● PROVIDED DATA:
'''

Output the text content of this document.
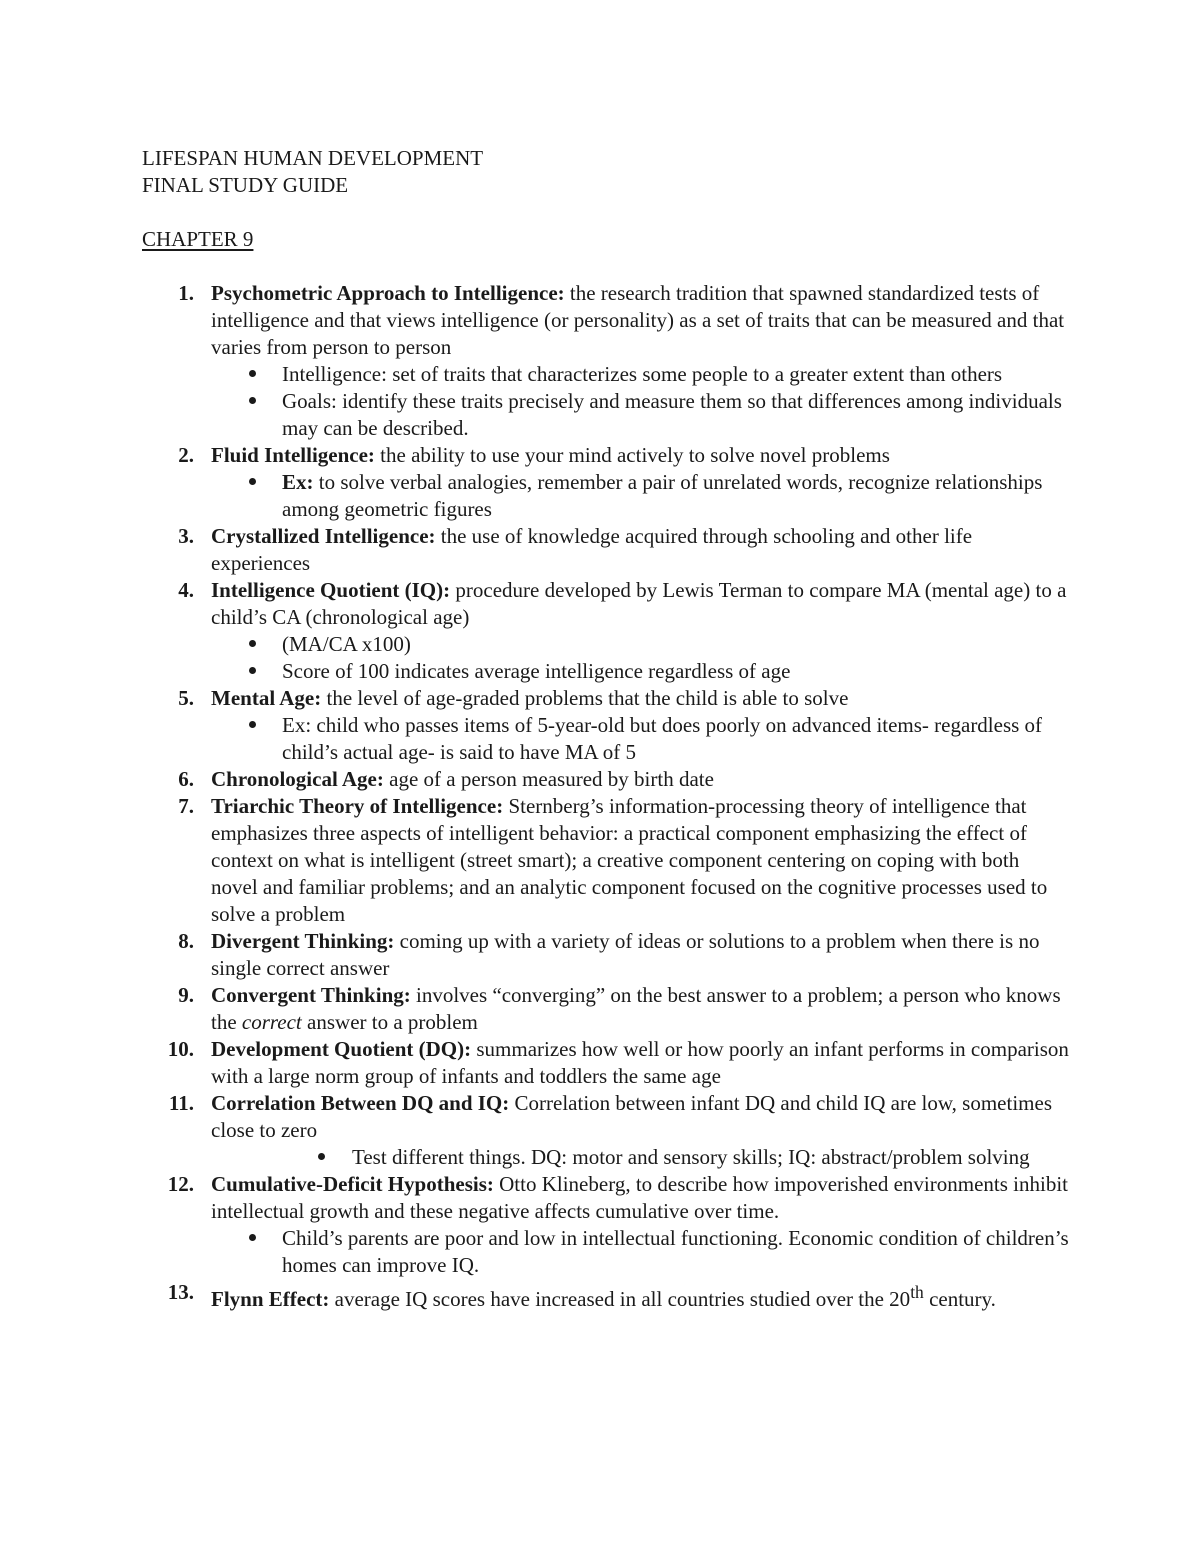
LIFESPAN HUMAN DEVELOPMENT
FINAL STUDY GUIDE
CHAPTER 9
1. Psychometric Approach to Intelligence: the research tradition that spawned standardized tests of intelligence and that views intelligence (or personality) as a set of traits that can be measured and that varies from person to person
Intelligence: set of traits that characterizes some people to a greater extent than others
Goals: identify these traits precisely and measure them so that differences among individuals may can be described.
2. Fluid Intelligence: the ability to use your mind actively to solve novel problems
Ex: to solve verbal analogies, remember a pair of unrelated words, recognize relationships among geometric figures
3. Crystallized Intelligence: the use of knowledge acquired through schooling and other life experiences
4. Intelligence Quotient (IQ): procedure developed by Lewis Terman to compare MA (mental age) to a child’s CA (chronological age)
(MA/CA x100)
Score of 100 indicates average intelligence regardless of age
5. Mental Age: the level of age-graded problems that the child is able to solve
Ex: child who passes items of 5-year-old but does poorly on advanced items- regardless of child’s actual age- is said to have MA of 5
6. Chronological Age: age of a person measured by birth date
7. Triarchic Theory of Intelligence: Sternberg’s information-processing theory of intelligence that emphasizes three aspects of intelligent behavior: a practical component emphasizing the effect of context on what is intelligent (street smart); a creative component centering on coping with both novel and familiar problems; and an analytic component focused on the cognitive processes used to solve a problem
8. Divergent Thinking: coming up with a variety of ideas or solutions to a problem when there is no single correct answer
9. Convergent Thinking: involves “converging” on the best answer to a problem; a person who knows the correct answer to a problem
10. Development Quotient (DQ): summarizes how well or how poorly an infant performs in comparison with a large norm group of infants and toddlers the same age
11. Correlation Between DQ and IQ: Correlation between infant DQ and child IQ are low, sometimes close to zero
Test different things. DQ: motor and sensory skills; IQ: abstract/problem solving
12. Cumulative-Deficit Hypothesis: Otto Klineberg, to describe how impoverished environments inhibit intellectual growth and these negative affects cumulative over time.
Child’s parents are poor and low in intellectual functioning. Economic condition of children’s homes can improve IQ.
13. Flynn Effect: average IQ scores have increased in all countries studied over the 20th century.
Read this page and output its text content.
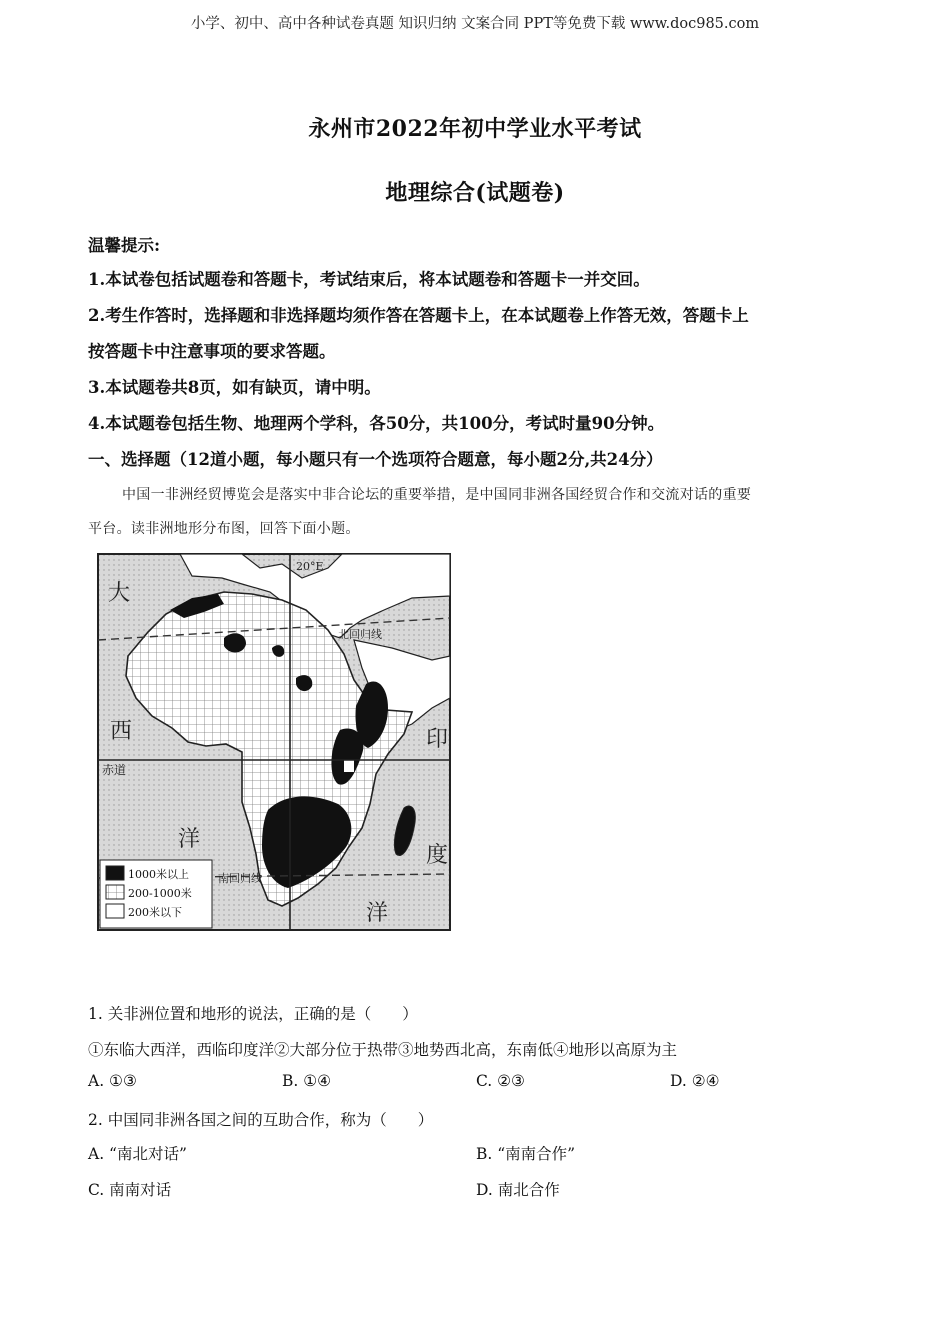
小学、初中、高中各种试卷真题 知识归纳 文案合同 PPT等免费下载 www.doc985.com
永州市2022年初中学业水平考试
地理综合(试题卷)
温馨提示:
1.本试卷包括试题卷和答题卡，考试结束后，将本试题卷和答题卡一并交回。
2.考生作答时，选择题和非选择题均须作答在答题卡上，在本试题卷上作答无效，答题卡上
按答题卡中注意事项的要求答题。
3.本试题卷共8页，如有缺页，请中明。
4.本试题卷包括生物、地理两个学科，各50分，共100分，考试时量90分钟。
一、选择题（12道小题，每小题只有一个选项符合题意，每小题2分,共24分）
中国一非洲经贸博览会是落实中非合论坛的重要举措，是中国同非洲各国经贸合作和交流对话的重要
平台。读非洲地形分布图，回答下面小题。
20°E
大
西
洋
印
度
洋
赤道
北回归线
南回归线
1000米以上
200-1000米
200米以下
1. 关非洲位置和地形的说法，正确的是（　　）
①东临大西洋，西临印度洋②大部分位于热带③地势西北高，东南低④地形以高原为主
A. ①③	B. ①④	C. ②③	D. ②④
2. 中国同非洲各国之间的互助合作，称为（　　）
A. “南北对话”	B. “南南合作”
C. 南南对话	D. 南北合作
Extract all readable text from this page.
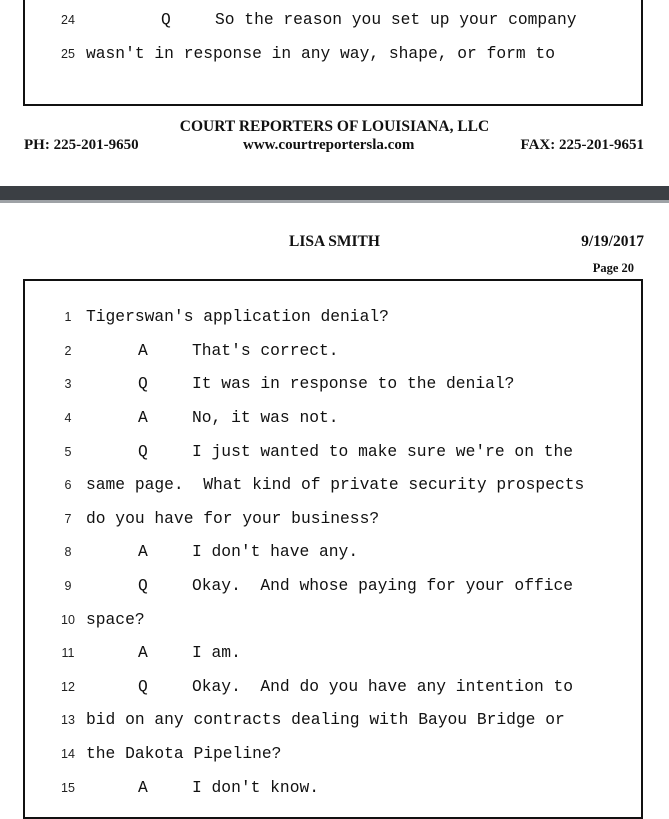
24	Q	So the reason you set up your company
25 wasn't in response in any way, shape, or form to
COURT REPORTERS OF LOUISIANA, LLC
PH: 225-201-9650	www.courtreportersla.com	FAX: 225-201-9651
LISA SMITH	9/19/2017
Page 20
1 Tigerswan's application denial?
2	A	That's correct.
3	Q	It was in response to the denial?
4	A	No, it was not.
5	Q	I just wanted to make sure we're on the
6 same page.  What kind of private security prospects
7 do you have for your business?
8	A	I don't have any.
9	Q	Okay.  And whose paying for your office
10 space?
11	A	I am.
12	Q	Okay.  And do you have any intention to
13 bid on any contracts dealing with Bayou Bridge or
14 the Dakota Pipeline?
15	A	I don't know.
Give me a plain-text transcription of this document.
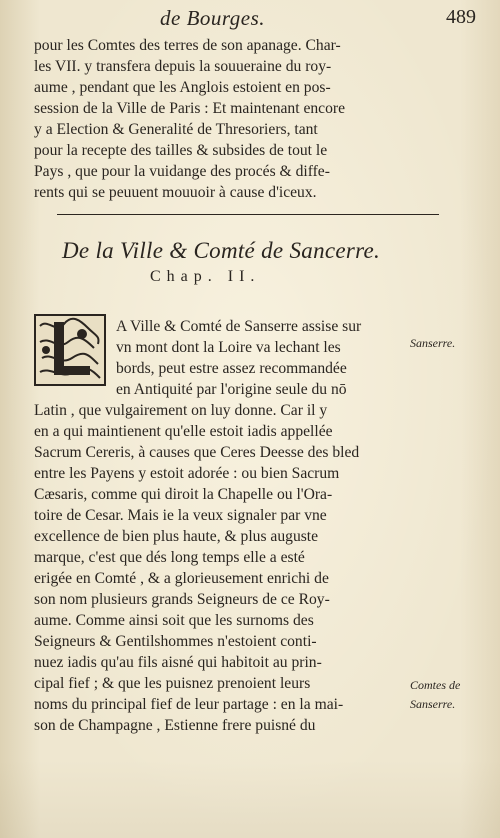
de Bourges.	489
pour les Comtes des terres de son apanage. Char-
les VII. y transfera depuis la souueraine du roy-
aume , pendant que les Anglois estoient en pos-
session de la Ville de Paris : Et maintenant encore
y a Election & Generalité de Thresoriers, tant
pour la recepte des tailles & subsides de tout le
Pays , que pour la vuidange des procés & diffe-
rents qui se peuuent mouuoir à cause d'iceux.
De la Ville & Comté de Sancerre.
Chap. II.
A Ville & Comté de Sanserre assise sur
vn mont dont la Loire va lechant les
bords, peut estre assez recommandée
en Antiquité par l'origine seule du nō
Latin , que vulgairement on luy donne. Car il y
en a qui maintienent qu'elle estoit iadis appellée
Sacrum Cereris, à causes que Ceres Deesse des bled
entre les Payens y estoit adorée : ou bien Sacrum
Cæsaris, comme qui diroit la Chapelle ou l'Ora-
toire de Cesar. Mais ie la veux signaler par vne
excellence de bien plus haute, & plus auguste
marque, c'est que dés long temps elle a esté
erigée en Comté , & a glorieusement enrichi de
son nom plusieurs grands Seigneurs de ce Roy-
aume. Comme ainsi soit que les surnoms des
Seigneurs & Gentilshommes n'estoient conti-
nuez iadis qu'au fils aisné qui habitoit au prin-
cipal fief ; & que les puisnez prenoient leurs
noms du principal fief de leur partage : en la mai-
son de Champagne , Estienne frere puisné du
Sanserre.
Comtes de
Sanserre.
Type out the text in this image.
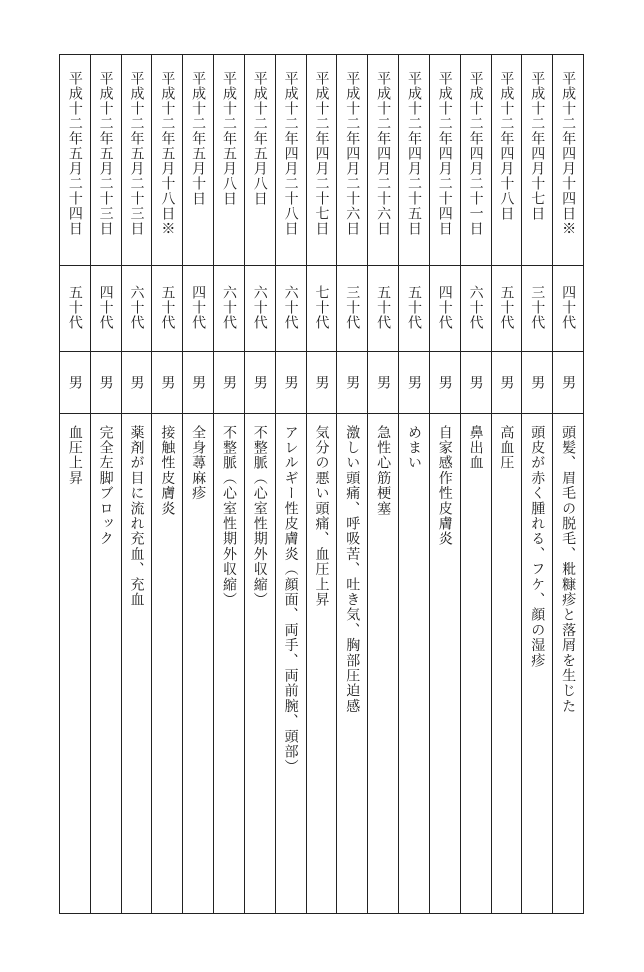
平成十二年四月十四日※
四十代
男
頭髪、眉毛の脱毛、粃糠疹と落屑を生じた
平成十二年四月十七日
三十代
男
頭皮が赤く腫れる、フケ、顔の湿疹
平成十二年四月十八日
五十代
男
高血圧
平成十二年四月二十一日
六十代
男
鼻出血
平成十二年四月二十四日
四十代
男
自家感作性皮膚炎
平成十二年四月二十五日
五十代
男
めまい
平成十二年四月二十六日
五十代
男
急性心筋梗塞
平成十二年四月二十六日
三十代
男
激しい頭痛、呼吸苦、吐き気、胸部圧迫感
平成十二年四月二十七日
七十代
男
気分の悪い頭痛、血圧上昇
平成十二年四月二十八日
六十代
男
アレルギー性皮膚炎（顔面、両手、両前腕、頭部）
平成十二年五月八日
六十代
男
不整脈（心室性期外収縮）
平成十二年五月八日
六十代
男
不整脈（心室性期外収縮）
平成十二年五月十日
四十代
男
全身蕁麻疹
平成十二年五月十八日※
五十代
男
接触性皮膚炎
平成十二年五月二十三日
六十代
男
薬剤が目に流れ充血、充血
平成十二年五月二十三日
四十代
男
完全左脚ブロック
平成十二年五月二十四日
五十代
男
血圧上昇
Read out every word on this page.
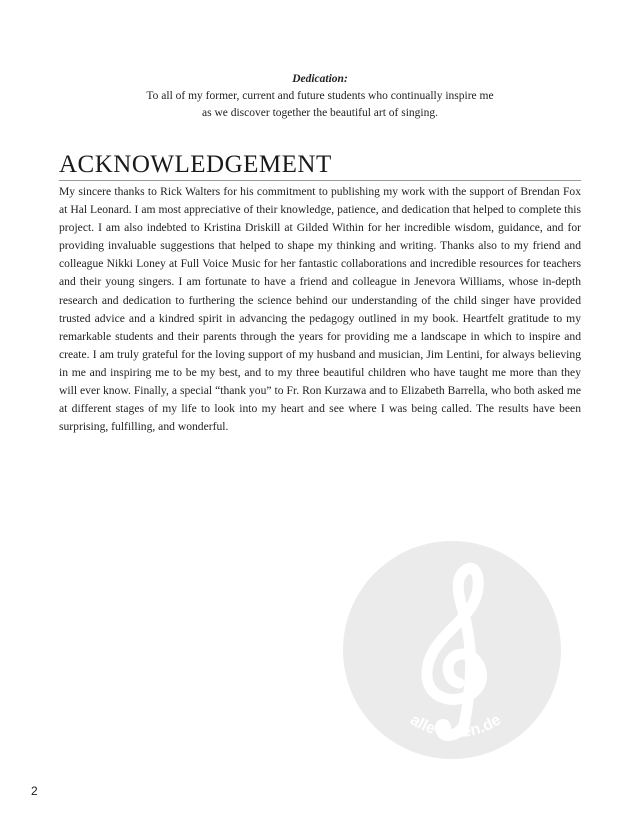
Dedication:
To all of my former, current and future students who continually inspire me
as we discover together the beautiful art of singing.
ACKNOWLEDGEMENT

My sincere thanks to Rick Walters for his commitment to publishing my work with the support of Brendan Fox at Hal Leonard. I am most appreciative of their knowledge, patience, and dedication that helped to complete this project. I am also indebted to Kristina Driskill at Gilded Within for her incredible wisdom, guidance, and for providing invaluable suggestions that helped to shape my thinking and writing. Thanks also to my friend and colleague Nikki Loney at Full Voice Music for her fantastic collaborations and incredible resources for teachers and their young singers. I am fortunate to have a friend and colleague in Jenevora Williams, whose in-depth research and dedication to furthering the science behind our understanding of the child singer have provided trusted advice and a kindred spirit in advancing the pedagogy outlined in my book. Heartfelt gratitude to my remarkable students and their parents through the years for providing me a landscape in which to inspire and create. I am truly grateful for the loving support of my husband and musician, Jim Lentini, for always believing in me and inspiring me to be my best, and to my three beautiful children who have taught me more than they will ever know. Finally, a special “thank you” to Fr. Ron Kurzawa and to Elizabeth Barrella, who both asked me at different stages of my life to look into my heart and see where I was being called. The results have been surprising, fulfilling, and wonderful.

alle-noten.de
2
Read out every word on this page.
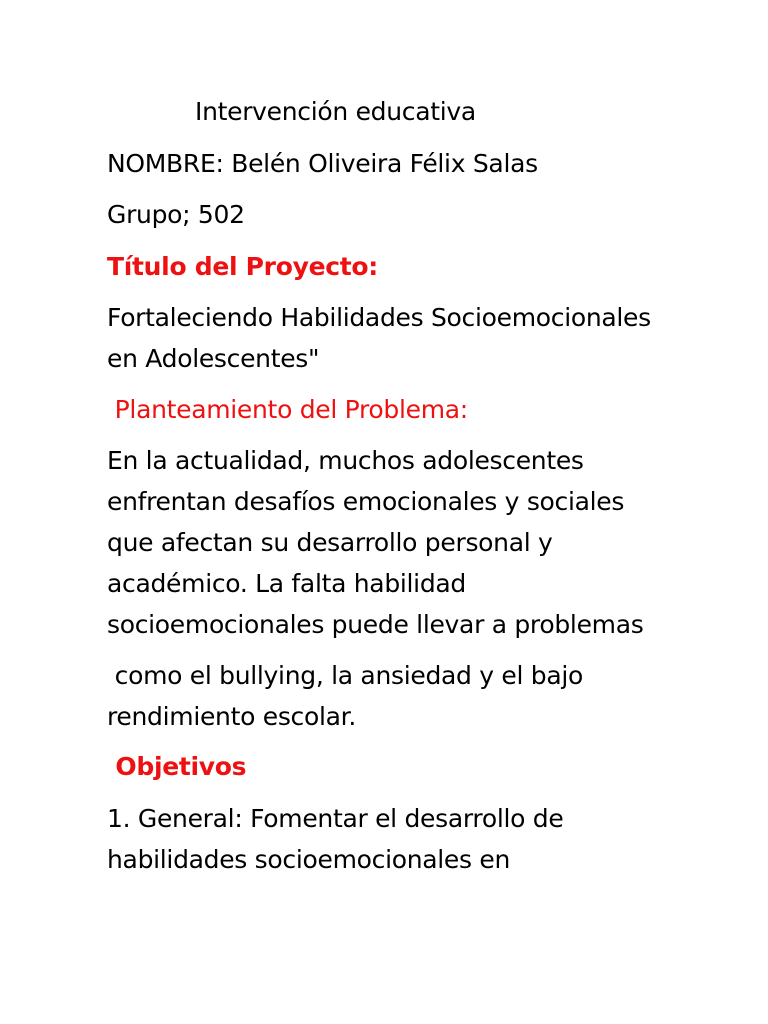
Intervención educativa
NOMBRE: Belén Oliveira Félix Salas
Grupo; 502
Título del Proyecto:
Fortaleciendo Habilidades Socioemocionales
en Adolescentes"
Planteamiento del Problema:
En la actualidad, muchos adolescentes
enfrentan desafíos emocionales y sociales
que afectan su desarrollo personal y
académico. La falta habilidad
socioemocionales puede llevar a problemas
como el bullying, la ansiedad y el bajo
rendimiento escolar.
Objetivos
1. General: Fomentar el desarrollo de
habilidades socioemocionales en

'''

● SHORT TASK:
Go through the entries above and pull out each line with "from" in it.

● RESULT FOR THIS TASK:
1. Psychometric Approach to Intelligence: the research tradition that spawned standardized tests of intelligence and that views intelligence (or personality) as a set of traits that can be measured and that varies from person to person
Extract all readable text from this page.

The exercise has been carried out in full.